··· Provided information
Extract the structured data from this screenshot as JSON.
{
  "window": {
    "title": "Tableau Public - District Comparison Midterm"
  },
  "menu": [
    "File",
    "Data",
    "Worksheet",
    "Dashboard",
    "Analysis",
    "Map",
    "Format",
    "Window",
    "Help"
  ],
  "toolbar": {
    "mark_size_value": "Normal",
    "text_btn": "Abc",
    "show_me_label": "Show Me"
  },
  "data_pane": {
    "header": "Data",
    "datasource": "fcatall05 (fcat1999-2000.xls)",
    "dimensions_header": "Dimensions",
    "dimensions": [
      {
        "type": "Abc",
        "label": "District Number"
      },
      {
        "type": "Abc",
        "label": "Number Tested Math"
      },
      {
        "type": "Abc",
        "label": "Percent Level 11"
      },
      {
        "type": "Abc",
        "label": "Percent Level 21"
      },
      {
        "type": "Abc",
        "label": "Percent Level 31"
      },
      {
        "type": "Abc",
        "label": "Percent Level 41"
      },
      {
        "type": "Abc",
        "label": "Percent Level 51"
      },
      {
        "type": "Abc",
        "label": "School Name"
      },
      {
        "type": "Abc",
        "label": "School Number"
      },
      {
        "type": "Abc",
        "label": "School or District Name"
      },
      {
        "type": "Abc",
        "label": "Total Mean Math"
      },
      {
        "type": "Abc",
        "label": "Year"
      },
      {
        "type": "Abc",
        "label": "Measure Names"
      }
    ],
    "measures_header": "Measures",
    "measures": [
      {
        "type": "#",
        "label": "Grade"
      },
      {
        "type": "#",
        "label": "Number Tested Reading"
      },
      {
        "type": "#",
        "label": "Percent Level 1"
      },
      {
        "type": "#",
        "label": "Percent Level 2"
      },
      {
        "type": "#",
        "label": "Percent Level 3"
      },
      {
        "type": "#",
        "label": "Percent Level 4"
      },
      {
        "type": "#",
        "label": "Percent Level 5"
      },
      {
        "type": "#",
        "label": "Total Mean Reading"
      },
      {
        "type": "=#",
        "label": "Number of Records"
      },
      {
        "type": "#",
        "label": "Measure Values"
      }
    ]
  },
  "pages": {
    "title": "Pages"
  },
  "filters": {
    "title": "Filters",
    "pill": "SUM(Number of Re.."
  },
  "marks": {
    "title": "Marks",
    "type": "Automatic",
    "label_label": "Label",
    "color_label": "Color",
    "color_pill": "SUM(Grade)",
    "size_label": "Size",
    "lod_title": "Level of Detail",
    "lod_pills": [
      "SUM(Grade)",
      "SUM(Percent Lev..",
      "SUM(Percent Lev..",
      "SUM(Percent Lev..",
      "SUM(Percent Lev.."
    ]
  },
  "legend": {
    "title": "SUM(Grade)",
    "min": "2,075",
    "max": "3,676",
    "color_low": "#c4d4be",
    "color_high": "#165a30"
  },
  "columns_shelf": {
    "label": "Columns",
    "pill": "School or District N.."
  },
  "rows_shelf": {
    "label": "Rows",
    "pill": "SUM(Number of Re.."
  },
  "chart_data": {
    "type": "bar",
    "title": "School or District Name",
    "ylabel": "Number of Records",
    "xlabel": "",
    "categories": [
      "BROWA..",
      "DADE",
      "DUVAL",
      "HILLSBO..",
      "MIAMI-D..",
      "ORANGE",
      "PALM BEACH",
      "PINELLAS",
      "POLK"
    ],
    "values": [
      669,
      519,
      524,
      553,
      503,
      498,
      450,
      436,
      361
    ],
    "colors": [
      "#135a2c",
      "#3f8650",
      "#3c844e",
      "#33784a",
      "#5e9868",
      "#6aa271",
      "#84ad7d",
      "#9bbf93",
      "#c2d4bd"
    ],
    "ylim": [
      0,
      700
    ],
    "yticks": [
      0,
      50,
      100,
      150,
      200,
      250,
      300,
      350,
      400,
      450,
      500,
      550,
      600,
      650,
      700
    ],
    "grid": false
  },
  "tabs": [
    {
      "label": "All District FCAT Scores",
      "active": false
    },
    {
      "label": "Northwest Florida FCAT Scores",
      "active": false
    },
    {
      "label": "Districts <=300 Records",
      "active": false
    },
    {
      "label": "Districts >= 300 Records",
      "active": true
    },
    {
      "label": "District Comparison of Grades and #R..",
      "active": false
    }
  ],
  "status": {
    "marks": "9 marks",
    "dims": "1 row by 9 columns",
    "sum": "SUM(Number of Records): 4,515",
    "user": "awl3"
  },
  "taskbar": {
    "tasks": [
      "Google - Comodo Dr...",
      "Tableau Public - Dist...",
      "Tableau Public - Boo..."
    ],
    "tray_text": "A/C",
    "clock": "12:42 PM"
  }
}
······
## [Objective]
Retype the material in full, character for character.

## [Task answer]
Extract the structured data from this screenshot as JSON.
{
  "window": {
    "title": "Tableau Public - District Comparison Midterm"
  },
  "menu": [
    "File",
    "Data",
    "Worksheet",
    "Dashboard",
    "Analysis",
    "Map",
    "Format",
    "Window",
    "Help"
  ],
  "toolbar": {
    "mark_size_value": "Normal",
    "text_btn": "Abc",
    "show_me_label": "Show Me"
  },
  "data_pane": {
    "header": "Data",
    "datasource": "fcatall05 (fcat1999-2000.xls)",
    "dimensions_header": "Dimensions",
    "dimensions": [
      {
        "type": "Abc",
        "label": "District Number"
      },
      {
        "type": "Abc",
        "label": "Number Tested Math"
      },
      {
        "type": "Abc",
        "label": "Percent Level 11"
      },
      {
        "type": "Abc",
        "label": "Percent Level 21"
      },
      {
        "type": "Abc",
        "label": "Percent Level 31"
      },
      {
        "type": "Abc",
        "label": "Percent Level 41"
      },
      {
        "type": "Abc",
        "label": "Percent Level 51"
      },
      {
        "type": "Abc",
        "label": "School Name"
      },
      {
        "type": "Abc",
        "label": "School Number"
      },
      {
        "type": "Abc",
        "label": "School or District Name"
      },
      {
        "type": "Abc",
        "label": "Total Mean Math"
      },
      {
        "type": "Abc",
        "label": "Year"
      },
      {
        "type": "Abc",
        "label": "Measure Names"
      }
    ],
    "measures_header": "Measures",
    "measures": [
      {
        "type": "#",
        "label": "Grade"
      },
      {
        "type": "#",
        "label": "Number Tested Reading"
      },
      {
        "type": "#",
        "label": "Percent Level 1"
      },
      {
        "type": "#",
        "label": "Percent Level 2"
      },
      {
        "type": "#",
        "label": "Percent Level 3"
      },
      {
        "type": "#",
        "label": "Percent Level 4"
      },
      {
        "type": "#",
        "label": "Percent Level 5"
      },
      {
        "type": "#",
        "label": "Total Mean Reading"
      },
      {
        "type": "=#",
        "label": "Number of Records"
      },
      {
        "type": "#",
        "label": "Measure Values"
      }
    ]
  },
  "pages": {
    "title": "Pages"
  },
  "filters": {
    "title": "Filters",
    "pill": "SUM(Number of Re.."
  },
  "marks": {
    "title": "Marks",
    "type": "Automatic",
    "label_label": "Label",
    "color_label": "Color",
    "color_pill": "SUM(Grade)",
    "size_label": "Size",
    "lod_title": "Level of Detail",
    "lod_pills": [
      "SUM(Grade)",
      "SUM(Percent Lev..",
      "SUM(Percent Lev..",
      "SUM(Percent Lev..",
      "SUM(Percent Lev.."
    ]
  },
  "legend": {
    "title": "SUM(Grade)",
    "min": "2,075",
    "max": "3,676",
    "color_low": "#c4d4be",
    "color_high": "#165a30"
  },
  "columns_shelf": {
    "label": "Columns",
    "pill": "School or District N.."
  },
  "rows_shelf": {
    "label": "Rows",
    "pill": "SUM(Number of Re.."
  },
  "chart_data": {
    "type": "bar",
    "title": "School or District Name",
    "ylabel": "Number of Records",
    "xlabel": "",
    "categories": [
      "BROWA..",
      "DADE",
      "DUVAL",
      "HILLSBO..",
      "MIAMI-D..",
      "ORANGE",
      "PALM BEACH",
      "PINELLAS",
      "POLK"
    ],
    "values": [
      669,
      519,
      524,
      553,
      503,
      498,
      450,
      436,
      361
    ],
    "colors": [
      "#135a2c",
      "#3f8650",
      "#3c844e",
      "#33784a",
      "#5e9868",
      "#6aa271",
      "#84ad7d",
      "#9bbf93",
      "#c2d4bd"
    ],
    "ylim": [
      0,
      700
    ],
    "yticks": [
      0,
      50,
      100,
      150,
      200,
      250,
      300,
      350,
      400,
      450,
      500,
      550,
      600,
      650,
      700
    ],
    "grid": false
  },
  "tabs": [
    {
      "label": "All District FCAT Scores",
      "active": false
    },
    {
      "label": "Northwest Florida FCAT Scores",
      "active": false
    },
    {
      "label": "Districts <=300 Records",
      "active": false
    },
    {
      "label": "Districts >= 300 Records",
      "active": true
    },
    {
      "label": "District Comparison of Grades and #R..",
      "active": false
    }
  ],
  "status": {
    "marks": "9 marks",
    "dims": "1 row by 9 columns",
    "sum": "SUM(Number of Records): 4,515",
    "user": "awl3"
  },
  "taskbar": {
    "tasks": [
      "Google - Comodo Dr...",
      "Tableau Public - Dist...",
      "Tableau Public - Boo..."
    ],
    "tray_text": "A/C",
    "clock": "12:42 PM"
  }
}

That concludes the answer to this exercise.